Wherever "preview" appears in a line, copy that line.

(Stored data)
-----
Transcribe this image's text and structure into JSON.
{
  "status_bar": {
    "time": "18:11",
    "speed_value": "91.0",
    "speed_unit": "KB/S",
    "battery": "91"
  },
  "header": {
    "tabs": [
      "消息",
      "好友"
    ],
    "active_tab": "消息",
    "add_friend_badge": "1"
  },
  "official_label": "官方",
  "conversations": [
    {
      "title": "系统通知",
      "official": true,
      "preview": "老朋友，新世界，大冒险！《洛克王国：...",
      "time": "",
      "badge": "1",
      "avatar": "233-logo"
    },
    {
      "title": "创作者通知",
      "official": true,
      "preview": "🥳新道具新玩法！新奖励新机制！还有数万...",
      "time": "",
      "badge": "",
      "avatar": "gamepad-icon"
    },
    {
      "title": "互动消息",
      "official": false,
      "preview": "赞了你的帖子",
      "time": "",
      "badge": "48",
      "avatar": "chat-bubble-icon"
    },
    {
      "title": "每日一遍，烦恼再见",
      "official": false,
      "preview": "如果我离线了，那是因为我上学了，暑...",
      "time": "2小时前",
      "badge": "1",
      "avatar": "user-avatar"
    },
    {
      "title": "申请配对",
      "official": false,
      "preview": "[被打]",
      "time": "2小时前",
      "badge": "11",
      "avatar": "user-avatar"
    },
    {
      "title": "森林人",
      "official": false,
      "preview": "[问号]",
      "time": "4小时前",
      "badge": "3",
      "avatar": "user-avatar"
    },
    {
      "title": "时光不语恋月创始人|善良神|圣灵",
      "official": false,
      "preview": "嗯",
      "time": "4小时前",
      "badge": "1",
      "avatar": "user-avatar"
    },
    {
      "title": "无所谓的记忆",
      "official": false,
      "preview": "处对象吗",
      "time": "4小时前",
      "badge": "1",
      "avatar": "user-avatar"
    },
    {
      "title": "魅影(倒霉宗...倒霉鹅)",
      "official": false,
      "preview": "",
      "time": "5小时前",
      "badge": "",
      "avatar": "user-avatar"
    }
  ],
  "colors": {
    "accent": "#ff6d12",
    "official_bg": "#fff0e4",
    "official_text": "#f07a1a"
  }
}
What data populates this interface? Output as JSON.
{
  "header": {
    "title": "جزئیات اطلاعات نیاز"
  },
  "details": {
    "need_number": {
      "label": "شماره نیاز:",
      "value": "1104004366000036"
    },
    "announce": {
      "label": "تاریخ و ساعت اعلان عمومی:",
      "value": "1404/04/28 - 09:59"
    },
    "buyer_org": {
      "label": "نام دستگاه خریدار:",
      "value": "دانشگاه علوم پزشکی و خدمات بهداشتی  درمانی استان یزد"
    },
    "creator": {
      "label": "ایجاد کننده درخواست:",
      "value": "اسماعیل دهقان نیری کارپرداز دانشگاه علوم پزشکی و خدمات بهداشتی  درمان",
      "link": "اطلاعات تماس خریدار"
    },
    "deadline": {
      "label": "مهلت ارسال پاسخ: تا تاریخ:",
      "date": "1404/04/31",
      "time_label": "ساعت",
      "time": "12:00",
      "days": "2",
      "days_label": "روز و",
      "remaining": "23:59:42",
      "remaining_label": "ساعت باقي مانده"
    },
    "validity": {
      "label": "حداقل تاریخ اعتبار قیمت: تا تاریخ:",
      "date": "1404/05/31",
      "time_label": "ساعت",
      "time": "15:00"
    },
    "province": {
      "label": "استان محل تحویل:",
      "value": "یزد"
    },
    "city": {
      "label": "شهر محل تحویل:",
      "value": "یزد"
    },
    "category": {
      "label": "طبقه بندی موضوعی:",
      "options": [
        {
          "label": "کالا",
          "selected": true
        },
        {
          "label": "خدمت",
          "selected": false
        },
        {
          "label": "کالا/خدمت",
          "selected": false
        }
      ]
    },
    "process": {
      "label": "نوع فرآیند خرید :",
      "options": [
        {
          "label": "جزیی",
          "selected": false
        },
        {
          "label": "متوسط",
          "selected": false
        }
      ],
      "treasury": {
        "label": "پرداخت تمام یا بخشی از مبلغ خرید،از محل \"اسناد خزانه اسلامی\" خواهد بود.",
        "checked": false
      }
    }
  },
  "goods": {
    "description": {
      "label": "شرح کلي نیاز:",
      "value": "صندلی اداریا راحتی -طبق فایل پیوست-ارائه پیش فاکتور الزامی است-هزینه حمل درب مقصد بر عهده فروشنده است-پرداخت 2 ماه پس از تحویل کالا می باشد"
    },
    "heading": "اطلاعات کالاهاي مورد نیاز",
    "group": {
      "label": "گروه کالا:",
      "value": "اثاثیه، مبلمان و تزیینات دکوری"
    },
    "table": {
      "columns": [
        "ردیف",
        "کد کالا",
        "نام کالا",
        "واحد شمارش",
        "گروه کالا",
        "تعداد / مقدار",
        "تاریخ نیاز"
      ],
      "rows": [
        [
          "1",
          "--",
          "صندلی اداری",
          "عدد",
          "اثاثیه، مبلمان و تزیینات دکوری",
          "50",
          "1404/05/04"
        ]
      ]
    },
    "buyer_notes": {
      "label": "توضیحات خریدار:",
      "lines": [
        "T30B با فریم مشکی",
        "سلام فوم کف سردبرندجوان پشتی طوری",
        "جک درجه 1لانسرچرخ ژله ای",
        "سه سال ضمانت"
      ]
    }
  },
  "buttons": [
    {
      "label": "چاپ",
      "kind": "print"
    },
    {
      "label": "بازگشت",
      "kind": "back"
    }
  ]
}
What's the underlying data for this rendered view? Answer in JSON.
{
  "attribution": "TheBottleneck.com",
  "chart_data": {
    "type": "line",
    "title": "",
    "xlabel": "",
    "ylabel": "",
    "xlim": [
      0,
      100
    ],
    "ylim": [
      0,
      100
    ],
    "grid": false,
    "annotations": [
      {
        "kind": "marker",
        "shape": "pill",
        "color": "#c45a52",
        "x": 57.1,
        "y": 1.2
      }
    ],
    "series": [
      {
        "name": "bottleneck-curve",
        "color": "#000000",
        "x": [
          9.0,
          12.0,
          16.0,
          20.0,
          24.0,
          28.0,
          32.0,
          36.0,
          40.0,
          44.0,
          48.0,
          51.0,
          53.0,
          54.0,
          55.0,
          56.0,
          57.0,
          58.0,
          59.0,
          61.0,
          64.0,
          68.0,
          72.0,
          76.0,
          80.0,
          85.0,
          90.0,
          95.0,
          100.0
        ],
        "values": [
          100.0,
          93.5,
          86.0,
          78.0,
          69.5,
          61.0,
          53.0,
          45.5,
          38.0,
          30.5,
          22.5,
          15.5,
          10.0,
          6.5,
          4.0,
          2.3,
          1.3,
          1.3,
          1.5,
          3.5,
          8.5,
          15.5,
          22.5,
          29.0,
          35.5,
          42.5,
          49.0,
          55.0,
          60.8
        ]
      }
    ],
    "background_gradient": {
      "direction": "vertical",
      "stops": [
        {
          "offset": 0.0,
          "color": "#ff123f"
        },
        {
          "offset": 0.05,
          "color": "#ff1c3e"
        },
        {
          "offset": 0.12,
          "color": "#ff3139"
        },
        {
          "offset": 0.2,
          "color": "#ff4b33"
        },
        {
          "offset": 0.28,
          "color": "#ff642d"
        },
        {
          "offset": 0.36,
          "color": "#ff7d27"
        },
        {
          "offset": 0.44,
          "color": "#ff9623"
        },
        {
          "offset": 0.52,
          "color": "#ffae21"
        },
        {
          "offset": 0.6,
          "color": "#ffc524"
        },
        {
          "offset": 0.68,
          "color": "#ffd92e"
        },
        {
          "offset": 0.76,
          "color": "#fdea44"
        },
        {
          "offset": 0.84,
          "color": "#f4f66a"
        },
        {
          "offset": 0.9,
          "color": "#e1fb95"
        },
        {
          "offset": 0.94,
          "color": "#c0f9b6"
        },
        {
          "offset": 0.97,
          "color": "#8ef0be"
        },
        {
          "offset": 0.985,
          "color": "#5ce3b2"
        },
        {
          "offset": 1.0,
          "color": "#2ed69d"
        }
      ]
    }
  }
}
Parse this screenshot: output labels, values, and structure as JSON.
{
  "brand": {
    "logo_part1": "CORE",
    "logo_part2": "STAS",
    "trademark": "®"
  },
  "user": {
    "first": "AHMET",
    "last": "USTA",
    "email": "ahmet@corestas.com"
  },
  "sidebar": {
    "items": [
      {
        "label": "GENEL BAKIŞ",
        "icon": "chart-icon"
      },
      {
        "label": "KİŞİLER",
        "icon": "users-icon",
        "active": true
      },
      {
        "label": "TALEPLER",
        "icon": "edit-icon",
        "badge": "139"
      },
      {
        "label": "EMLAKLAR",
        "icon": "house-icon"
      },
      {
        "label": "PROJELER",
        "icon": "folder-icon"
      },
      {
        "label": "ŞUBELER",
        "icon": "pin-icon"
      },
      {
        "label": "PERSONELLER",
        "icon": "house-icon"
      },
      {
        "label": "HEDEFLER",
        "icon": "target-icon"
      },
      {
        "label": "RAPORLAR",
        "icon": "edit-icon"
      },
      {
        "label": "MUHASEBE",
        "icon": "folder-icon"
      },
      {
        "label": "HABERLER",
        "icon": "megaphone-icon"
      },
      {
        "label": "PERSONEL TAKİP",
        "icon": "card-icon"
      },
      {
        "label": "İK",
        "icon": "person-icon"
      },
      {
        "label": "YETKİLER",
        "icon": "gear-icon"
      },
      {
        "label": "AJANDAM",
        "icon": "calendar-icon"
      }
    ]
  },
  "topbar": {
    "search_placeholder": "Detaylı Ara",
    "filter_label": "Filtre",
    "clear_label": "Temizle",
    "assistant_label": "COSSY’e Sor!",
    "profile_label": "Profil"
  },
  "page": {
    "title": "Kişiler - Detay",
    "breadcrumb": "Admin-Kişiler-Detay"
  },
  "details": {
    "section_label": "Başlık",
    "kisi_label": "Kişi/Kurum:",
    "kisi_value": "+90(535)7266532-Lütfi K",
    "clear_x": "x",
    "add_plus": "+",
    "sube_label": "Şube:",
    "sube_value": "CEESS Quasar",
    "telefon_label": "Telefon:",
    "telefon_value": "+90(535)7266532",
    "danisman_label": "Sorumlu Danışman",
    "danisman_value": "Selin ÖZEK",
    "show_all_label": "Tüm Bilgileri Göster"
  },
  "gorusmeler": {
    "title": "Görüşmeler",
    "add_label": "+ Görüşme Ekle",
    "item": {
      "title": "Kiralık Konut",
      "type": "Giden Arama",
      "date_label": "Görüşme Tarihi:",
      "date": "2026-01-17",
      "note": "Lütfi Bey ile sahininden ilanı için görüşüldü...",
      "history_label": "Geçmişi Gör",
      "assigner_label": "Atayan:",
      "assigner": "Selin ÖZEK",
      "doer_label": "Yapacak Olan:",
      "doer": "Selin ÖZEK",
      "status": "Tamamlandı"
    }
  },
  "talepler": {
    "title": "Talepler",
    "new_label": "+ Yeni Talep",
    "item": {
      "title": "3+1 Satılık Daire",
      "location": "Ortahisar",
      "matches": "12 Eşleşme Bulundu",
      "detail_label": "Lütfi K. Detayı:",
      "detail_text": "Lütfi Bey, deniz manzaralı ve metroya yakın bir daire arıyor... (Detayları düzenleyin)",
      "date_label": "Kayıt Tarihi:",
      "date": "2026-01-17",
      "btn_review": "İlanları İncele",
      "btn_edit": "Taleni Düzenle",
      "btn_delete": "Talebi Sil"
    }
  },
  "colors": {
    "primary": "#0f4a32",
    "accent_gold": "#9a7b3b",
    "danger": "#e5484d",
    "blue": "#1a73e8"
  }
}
-----
> **The completed task**
      "preview": "老朋友，新世界，大冒险！《洛克王国：...",
      "preview": "🥳新道具新玩法！新奖励新机制！还有数万...",
      "preview": "赞了你的帖子",
      "preview": "如果我离线了，那是因为我上学了，暑...",
      "preview": "[被打]",
      "preview": "[问号]",
      "preview": "嗯",
      "preview": "处对象吗",
      "preview": "",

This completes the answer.